• **Stated task**: Each record below should appear again exactly as written.

• **Material for the task**:
◇ ◇ ◇ ◇ ◇ ◇ ◇
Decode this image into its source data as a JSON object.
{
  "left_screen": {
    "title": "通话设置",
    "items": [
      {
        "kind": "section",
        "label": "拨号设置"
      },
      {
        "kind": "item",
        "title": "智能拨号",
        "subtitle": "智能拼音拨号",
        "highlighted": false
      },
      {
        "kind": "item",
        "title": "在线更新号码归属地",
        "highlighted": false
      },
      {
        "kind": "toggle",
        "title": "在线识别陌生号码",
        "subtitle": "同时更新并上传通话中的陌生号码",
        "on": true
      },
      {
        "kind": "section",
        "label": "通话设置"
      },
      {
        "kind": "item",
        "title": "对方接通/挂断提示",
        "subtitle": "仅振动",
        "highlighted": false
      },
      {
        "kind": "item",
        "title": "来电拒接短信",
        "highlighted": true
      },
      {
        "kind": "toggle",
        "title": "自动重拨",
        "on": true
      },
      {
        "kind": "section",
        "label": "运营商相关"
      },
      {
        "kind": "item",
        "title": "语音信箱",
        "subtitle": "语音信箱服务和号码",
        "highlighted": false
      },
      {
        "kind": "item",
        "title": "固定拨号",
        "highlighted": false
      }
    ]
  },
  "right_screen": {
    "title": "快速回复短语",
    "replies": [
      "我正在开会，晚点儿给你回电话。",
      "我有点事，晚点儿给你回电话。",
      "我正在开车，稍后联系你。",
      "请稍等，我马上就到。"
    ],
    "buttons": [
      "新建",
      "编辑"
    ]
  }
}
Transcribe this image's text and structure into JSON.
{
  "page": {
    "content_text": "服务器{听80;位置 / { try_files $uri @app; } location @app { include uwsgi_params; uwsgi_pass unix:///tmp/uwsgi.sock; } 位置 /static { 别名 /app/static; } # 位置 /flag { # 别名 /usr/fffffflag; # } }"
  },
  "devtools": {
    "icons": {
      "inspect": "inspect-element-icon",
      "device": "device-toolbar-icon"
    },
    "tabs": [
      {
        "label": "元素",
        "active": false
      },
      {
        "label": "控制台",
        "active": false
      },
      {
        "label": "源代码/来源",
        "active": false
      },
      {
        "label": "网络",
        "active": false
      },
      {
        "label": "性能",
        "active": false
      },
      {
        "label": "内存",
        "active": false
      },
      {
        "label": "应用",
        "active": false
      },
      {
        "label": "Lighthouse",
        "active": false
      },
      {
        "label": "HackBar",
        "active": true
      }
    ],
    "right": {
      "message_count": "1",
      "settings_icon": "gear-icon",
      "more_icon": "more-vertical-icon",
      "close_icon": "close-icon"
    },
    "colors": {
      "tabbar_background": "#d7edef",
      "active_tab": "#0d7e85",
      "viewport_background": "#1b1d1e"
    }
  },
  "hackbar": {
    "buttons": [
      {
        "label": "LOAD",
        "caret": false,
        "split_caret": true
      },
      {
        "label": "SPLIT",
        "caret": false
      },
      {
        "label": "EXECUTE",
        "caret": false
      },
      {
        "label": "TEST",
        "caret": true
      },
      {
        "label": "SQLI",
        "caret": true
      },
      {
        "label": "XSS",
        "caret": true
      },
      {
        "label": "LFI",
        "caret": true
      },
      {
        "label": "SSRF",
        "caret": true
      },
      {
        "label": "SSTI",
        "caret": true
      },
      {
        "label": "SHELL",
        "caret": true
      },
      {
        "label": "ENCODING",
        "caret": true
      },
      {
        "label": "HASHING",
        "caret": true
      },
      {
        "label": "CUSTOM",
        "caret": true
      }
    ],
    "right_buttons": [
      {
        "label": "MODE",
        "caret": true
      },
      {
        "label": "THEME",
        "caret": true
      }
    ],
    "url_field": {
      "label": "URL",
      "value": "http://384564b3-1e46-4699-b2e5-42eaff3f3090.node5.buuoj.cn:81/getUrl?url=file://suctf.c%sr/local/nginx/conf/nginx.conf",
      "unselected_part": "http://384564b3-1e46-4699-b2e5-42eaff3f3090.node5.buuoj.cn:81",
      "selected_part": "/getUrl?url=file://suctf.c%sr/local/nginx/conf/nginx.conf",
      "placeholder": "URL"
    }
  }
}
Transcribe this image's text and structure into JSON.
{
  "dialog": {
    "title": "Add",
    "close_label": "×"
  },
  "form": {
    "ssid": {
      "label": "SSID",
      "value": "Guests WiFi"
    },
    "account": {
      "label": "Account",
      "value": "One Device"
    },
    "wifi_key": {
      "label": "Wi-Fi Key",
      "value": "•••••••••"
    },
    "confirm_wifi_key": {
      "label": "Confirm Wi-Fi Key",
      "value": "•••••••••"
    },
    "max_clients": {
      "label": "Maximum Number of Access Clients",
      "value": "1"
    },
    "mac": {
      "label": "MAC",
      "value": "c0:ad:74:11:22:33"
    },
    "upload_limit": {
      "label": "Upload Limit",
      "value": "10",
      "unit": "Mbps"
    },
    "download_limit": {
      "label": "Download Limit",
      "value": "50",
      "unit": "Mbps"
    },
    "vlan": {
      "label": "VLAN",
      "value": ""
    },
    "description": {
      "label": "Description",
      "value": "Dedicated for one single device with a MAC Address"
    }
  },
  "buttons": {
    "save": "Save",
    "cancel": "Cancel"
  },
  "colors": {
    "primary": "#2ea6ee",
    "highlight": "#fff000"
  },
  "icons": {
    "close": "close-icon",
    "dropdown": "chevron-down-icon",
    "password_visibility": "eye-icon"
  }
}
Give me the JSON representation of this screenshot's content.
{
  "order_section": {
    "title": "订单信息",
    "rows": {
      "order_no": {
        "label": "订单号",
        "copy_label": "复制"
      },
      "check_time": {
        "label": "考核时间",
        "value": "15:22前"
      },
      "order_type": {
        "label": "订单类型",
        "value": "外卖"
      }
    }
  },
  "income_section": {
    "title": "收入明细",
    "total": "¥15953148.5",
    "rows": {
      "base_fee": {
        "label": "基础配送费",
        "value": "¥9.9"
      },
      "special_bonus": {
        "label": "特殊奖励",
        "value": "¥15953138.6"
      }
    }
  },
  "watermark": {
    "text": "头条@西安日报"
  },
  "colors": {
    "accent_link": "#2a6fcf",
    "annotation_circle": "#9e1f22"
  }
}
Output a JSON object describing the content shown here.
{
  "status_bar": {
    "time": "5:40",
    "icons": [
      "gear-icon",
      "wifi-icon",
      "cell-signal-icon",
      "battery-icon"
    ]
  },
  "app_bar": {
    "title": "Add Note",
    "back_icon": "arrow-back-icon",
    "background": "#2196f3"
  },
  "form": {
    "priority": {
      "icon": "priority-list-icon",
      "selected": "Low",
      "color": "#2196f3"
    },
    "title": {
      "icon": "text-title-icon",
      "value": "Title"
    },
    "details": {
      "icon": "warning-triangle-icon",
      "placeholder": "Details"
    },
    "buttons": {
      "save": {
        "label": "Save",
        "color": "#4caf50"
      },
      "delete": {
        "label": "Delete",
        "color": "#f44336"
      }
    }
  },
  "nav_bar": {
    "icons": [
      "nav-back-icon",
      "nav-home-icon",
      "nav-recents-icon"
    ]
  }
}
◇ ◇ ◇ ◇ ◇ ◇ ◇
• **Response to the exercise**:
Decode this image into its source data as a JSON object.
{
  "left_screen": {
    "title": "通话设置",
    "items": [
      {
        "kind": "section",
        "label": "拨号设置"
      },
      {
        "kind": "item",
        "title": "智能拨号",
        "subtitle": "智能拼音拨号",
        "highlighted": false
      },
      {
        "kind": "item",
        "title": "在线更新号码归属地",
        "highlighted": false
      },
      {
        "kind": "toggle",
        "title": "在线识别陌生号码",
        "subtitle": "同时更新并上传通话中的陌生号码",
        "on": true
      },
      {
        "kind": "section",
        "label": "通话设置"
      },
      {
        "kind": "item",
        "title": "对方接通/挂断提示",
        "subtitle": "仅振动",
        "highlighted": false
      },
      {
        "kind": "item",
        "title": "来电拒接短信",
        "highlighted": true
      },
      {
        "kind": "toggle",
        "title": "自动重拨",
        "on": true
      },
      {
        "kind": "section",
        "label": "运营商相关"
      },
      {
        "kind": "item",
        "title": "语音信箱",
        "subtitle": "语音信箱服务和号码",
        "highlighted": false
      },
      {
        "kind": "item",
        "title": "固定拨号",
        "highlighted": false
      }
    ]
  },
  "right_screen": {
    "title": "快速回复短语",
    "replies": [
      "我正在开会，晚点儿给你回电话。",
      "我有点事，晚点儿给你回电话。",
      "我正在开车，稍后联系你。",
      "请稍等，我马上就到。"
    ],
    "buttons": [
      "新建",
      "编辑"
    ]
  }
}
Transcribe this image's text and structure into JSON.
{
  "page": {
    "content_text": "服务器{听80;位置 / { try_files $uri @app; } location @app { include uwsgi_params; uwsgi_pass unix:///tmp/uwsgi.sock; } 位置 /static { 别名 /app/static; } # 位置 /flag { # 别名 /usr/fffffflag; # } }"
  },
  "devtools": {
    "icons": {
      "inspect": "inspect-element-icon",
      "device": "device-toolbar-icon"
    },
    "tabs": [
      {
        "label": "元素",
        "active": false
      },
      {
        "label": "控制台",
        "active": false
      },
      {
        "label": "源代码/来源",
        "active": false
      },
      {
        "label": "网络",
        "active": false
      },
      {
        "label": "性能",
        "active": false
      },
      {
        "label": "内存",
        "active": false
      },
      {
        "label": "应用",
        "active": false
      },
      {
        "label": "Lighthouse",
        "active": false
      },
      {
        "label": "HackBar",
        "active": true
      }
    ],
    "right": {
      "message_count": "1",
      "settings_icon": "gear-icon",
      "more_icon": "more-vertical-icon",
      "close_icon": "close-icon"
    },
    "colors": {
      "tabbar_background": "#d7edef",
      "active_tab": "#0d7e85",
      "viewport_background": "#1b1d1e"
    }
  },
  "hackbar": {
    "buttons": [
      {
        "label": "LOAD",
        "caret": false,
        "split_caret": true
      },
      {
        "label": "SPLIT",
        "caret": false
      },
      {
        "label": "EXECUTE",
        "caret": false
      },
      {
        "label": "TEST",
        "caret": true
      },
      {
        "label": "SQLI",
        "caret": true
      },
      {
        "label": "XSS",
        "caret": true
      },
      {
        "label": "LFI",
        "caret": true
      },
      {
        "label": "SSRF",
        "caret": true
      },
      {
        "label": "SSTI",
        "caret": true
      },
      {
        "label": "SHELL",
        "caret": true
      },
      {
        "label": "ENCODING",
        "caret": true
      },
      {
        "label": "HASHING",
        "caret": true
      },
      {
        "label": "CUSTOM",
        "caret": true
      }
    ],
    "right_buttons": [
      {
        "label": "MODE",
        "caret": true
      },
      {
        "label": "THEME",
        "caret": true
      }
    ],
    "url_field": {
      "label": "URL",
      "value": "http://384564b3-1e46-4699-b2e5-42eaff3f3090.node5.buuoj.cn:81/getUrl?url=file://suctf.c%sr/local/nginx/conf/nginx.conf",
      "unselected_part": "http://384564b3-1e46-4699-b2e5-42eaff3f3090.node5.buuoj.cn:81",
      "selected_part": "/getUrl?url=file://suctf.c%sr/local/nginx/conf/nginx.conf",
      "placeholder": "URL"
    }
  }
}
Transcribe this image's text and structure into JSON.
{
  "dialog": {
    "title": "Add",
    "close_label": "×"
  },
  "form": {
    "ssid": {
      "label": "SSID",
      "value": "Guests WiFi"
    },
    "account": {
      "label": "Account",
      "value": "One Device"
    },
    "wifi_key": {
      "label": "Wi-Fi Key",
      "value": "•••••••••"
    },
    "confirm_wifi_key": {
      "label": "Confirm Wi-Fi Key",
      "value": "•••••••••"
    },
    "max_clients": {
      "label": "Maximum Number of Access Clients",
      "value": "1"
    },
    "mac": {
      "label": "MAC",
      "value": "c0:ad:74:11:22:33"
    },
    "upload_limit": {
      "label": "Upload Limit",
      "value": "10",
      "unit": "Mbps"
    },
    "download_limit": {
      "label": "Download Limit",
      "value": "50",
      "unit": "Mbps"
    },
    "vlan": {
      "label": "VLAN",
      "value": ""
    },
    "description": {
      "label": "Description",
      "value": "Dedicated for one single device with a MAC Address"
    }
  },
  "buttons": {
    "save": "Save",
    "cancel": "Cancel"
  },
  "colors": {
    "primary": "#2ea6ee",
    "highlight": "#fff000"
  },
  "icons": {
    "close": "close-icon",
    "dropdown": "chevron-down-icon",
    "password_visibility": "eye-icon"
  }
}
Give me the JSON representation of this screenshot's content.
{
  "order_section": {
    "title": "订单信息",
    "rows": {
      "order_no": {
        "label": "订单号",
        "copy_label": "复制"
      },
      "check_time": {
        "label": "考核时间",
        "value": "15:22前"
      },
      "order_type": {
        "label": "订单类型",
        "value": "外卖"
      }
    }
  },
  "income_section": {
    "title": "收入明细",
    "total": "¥15953148.5",
    "rows": {
      "base_fee": {
        "label": "基础配送费",
        "value": "¥9.9"
      },
      "special_bonus": {
        "label": "特殊奖励",
        "value": "¥15953138.6"
      }
    }
  },
  "watermark": {
    "text": "头条@西安日报"
  },
  "colors": {
    "accent_link": "#2a6fcf",
    "annotation_circle": "#9e1f22"
  }
}
Output a JSON object describing the content shown here.
{
  "status_bar": {
    "time": "5:40",
    "icons": [
      "gear-icon",
      "wifi-icon",
      "cell-signal-icon",
      "battery-icon"
    ]
  },
  "app_bar": {
    "title": "Add Note",
    "back_icon": "arrow-back-icon",
    "background": "#2196f3"
  },
  "form": {
    "priority": {
      "icon": "priority-list-icon",
      "selected": "Low",
      "color": "#2196f3"
    },
    "title": {
      "icon": "text-title-icon",
      "value": "Title"
    },
    "details": {
      "icon": "warning-triangle-icon",
      "placeholder": "Details"
    },
    "buttons": {
      "save": {
        "label": "Save",
        "color": "#4caf50"
      },
      "delete": {
        "label": "Delete",
        "color": "#f44336"
      }
    }
  },
  "nav_bar": {
    "icons": [
      "nav-back-icon",
      "nav-home-icon",
      "nav-recents-icon"
    ]
  }
}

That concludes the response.